Chart and figure data:
• • • • •
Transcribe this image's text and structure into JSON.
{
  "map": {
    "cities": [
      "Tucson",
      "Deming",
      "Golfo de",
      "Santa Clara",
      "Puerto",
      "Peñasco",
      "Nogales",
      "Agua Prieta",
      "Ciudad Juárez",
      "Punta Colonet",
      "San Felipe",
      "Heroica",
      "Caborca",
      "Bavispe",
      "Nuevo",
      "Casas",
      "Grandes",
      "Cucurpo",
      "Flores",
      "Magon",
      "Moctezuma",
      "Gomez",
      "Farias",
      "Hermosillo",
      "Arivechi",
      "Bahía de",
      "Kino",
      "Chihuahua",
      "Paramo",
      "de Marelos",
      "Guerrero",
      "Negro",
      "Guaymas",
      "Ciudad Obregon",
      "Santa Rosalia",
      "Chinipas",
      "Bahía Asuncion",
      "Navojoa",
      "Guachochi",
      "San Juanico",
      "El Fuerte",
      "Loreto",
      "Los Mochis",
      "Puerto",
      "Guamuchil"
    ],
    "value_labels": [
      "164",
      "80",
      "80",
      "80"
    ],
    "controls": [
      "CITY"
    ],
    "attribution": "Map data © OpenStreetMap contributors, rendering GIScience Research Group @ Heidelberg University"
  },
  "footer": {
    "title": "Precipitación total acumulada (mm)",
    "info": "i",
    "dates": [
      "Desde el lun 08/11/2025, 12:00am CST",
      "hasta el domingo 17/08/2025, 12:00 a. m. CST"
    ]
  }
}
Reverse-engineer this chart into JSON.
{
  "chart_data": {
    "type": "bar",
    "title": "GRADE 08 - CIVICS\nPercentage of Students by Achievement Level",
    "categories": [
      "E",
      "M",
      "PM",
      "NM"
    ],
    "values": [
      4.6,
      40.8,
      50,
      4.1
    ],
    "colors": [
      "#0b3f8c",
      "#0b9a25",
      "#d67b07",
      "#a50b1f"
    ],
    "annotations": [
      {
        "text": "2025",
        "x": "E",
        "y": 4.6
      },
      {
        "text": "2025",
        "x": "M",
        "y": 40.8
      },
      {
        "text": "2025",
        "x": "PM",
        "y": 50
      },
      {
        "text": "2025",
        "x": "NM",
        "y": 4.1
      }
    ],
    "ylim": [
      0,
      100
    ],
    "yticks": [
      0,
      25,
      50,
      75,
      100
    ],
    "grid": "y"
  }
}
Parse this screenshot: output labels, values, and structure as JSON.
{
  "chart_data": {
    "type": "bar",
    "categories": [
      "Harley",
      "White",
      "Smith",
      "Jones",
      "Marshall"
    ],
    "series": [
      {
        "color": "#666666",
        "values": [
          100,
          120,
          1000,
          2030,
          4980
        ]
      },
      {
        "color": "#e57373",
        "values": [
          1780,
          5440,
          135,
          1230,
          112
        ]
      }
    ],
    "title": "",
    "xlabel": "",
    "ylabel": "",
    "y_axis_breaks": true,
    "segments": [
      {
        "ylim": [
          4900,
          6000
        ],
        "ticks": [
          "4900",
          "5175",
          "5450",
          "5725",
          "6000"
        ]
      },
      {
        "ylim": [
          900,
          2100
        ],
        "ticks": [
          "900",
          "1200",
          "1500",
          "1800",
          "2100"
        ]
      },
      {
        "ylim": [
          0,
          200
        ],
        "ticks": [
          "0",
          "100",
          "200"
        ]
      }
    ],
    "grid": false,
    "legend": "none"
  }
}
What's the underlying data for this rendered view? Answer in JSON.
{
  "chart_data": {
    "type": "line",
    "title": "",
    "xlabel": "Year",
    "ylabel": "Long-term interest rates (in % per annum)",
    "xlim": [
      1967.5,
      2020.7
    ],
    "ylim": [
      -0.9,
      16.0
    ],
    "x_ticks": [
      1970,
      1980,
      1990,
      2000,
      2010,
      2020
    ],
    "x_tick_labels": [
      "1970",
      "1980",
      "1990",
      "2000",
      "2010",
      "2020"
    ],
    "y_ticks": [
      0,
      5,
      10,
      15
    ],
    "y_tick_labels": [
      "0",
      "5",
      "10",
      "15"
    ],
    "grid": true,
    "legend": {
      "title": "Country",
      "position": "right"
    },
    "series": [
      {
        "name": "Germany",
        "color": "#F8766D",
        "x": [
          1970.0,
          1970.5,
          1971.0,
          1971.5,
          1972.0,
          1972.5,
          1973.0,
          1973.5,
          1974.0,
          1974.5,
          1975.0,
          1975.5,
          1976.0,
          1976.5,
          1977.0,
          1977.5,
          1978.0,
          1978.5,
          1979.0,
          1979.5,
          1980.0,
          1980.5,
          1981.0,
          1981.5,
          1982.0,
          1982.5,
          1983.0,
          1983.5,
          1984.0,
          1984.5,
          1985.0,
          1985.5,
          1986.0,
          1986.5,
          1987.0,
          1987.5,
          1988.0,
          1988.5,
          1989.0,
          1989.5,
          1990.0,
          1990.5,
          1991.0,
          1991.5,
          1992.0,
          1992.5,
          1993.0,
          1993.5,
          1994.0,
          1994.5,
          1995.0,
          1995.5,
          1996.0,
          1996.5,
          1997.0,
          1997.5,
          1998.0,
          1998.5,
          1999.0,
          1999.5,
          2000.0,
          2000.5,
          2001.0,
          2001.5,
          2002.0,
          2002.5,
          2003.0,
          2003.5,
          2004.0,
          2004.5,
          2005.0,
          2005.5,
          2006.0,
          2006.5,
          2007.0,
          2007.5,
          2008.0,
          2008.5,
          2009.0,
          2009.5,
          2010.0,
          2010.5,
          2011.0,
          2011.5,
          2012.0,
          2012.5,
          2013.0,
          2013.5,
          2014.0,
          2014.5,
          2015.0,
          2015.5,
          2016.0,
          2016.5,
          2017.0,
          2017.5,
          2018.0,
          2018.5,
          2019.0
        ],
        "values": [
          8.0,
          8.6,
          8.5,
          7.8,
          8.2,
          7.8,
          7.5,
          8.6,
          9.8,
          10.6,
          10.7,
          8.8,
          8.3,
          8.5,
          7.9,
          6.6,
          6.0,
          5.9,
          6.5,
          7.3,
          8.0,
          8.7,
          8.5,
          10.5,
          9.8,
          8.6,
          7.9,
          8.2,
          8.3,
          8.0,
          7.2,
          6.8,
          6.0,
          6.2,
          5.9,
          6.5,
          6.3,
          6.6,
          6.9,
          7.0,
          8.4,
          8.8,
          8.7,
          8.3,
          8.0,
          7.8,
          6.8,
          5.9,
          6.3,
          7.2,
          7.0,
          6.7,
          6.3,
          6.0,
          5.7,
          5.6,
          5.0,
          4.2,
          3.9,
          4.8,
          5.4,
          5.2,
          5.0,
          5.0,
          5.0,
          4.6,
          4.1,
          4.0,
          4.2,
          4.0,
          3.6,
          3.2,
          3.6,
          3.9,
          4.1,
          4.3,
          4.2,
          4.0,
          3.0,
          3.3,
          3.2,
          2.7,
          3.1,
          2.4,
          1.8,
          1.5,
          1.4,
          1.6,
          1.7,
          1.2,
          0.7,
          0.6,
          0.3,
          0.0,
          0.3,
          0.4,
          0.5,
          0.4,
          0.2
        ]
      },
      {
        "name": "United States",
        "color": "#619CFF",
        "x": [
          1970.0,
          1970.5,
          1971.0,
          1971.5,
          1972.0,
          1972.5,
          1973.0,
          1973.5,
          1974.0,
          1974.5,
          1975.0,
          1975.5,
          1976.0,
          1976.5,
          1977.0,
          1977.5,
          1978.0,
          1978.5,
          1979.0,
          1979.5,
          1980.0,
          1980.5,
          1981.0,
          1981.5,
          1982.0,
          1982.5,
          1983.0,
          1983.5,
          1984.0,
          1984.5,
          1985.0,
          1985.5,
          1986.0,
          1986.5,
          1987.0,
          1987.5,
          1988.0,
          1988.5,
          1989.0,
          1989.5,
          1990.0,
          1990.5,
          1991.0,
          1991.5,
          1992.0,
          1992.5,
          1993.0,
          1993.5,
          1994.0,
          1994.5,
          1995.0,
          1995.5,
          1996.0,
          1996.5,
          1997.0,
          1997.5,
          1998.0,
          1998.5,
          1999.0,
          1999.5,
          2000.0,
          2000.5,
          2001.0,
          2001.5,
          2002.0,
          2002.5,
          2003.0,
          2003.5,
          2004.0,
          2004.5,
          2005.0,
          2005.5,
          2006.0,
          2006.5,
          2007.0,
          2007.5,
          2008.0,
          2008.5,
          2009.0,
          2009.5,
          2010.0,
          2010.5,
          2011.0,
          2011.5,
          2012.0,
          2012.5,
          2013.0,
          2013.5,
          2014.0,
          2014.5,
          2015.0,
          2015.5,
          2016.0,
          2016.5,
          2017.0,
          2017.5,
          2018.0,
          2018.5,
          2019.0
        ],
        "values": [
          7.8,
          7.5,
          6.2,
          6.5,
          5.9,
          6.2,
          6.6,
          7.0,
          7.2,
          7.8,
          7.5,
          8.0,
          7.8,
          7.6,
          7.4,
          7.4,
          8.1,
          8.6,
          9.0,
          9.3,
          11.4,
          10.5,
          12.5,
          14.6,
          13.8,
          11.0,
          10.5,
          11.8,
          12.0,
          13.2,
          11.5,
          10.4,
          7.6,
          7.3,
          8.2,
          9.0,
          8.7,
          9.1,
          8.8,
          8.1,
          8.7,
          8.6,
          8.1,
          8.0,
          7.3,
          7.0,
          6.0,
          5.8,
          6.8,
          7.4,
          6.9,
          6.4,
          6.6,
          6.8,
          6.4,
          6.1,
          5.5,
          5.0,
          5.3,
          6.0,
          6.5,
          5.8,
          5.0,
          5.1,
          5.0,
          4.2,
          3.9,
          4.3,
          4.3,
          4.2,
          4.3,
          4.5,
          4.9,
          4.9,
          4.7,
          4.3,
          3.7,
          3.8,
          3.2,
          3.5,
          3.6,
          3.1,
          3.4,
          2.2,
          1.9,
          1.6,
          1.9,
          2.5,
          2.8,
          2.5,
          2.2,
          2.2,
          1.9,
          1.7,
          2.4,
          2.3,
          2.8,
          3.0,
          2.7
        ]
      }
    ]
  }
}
• • • • •
## STATED PROBLEM
Within the material above, find the lines that contain the word "into"; copy them.

## SOLUTION FOR THIS TASK
Transcribe this image's text and structure into JSON.
Reverse-engineer this chart into JSON.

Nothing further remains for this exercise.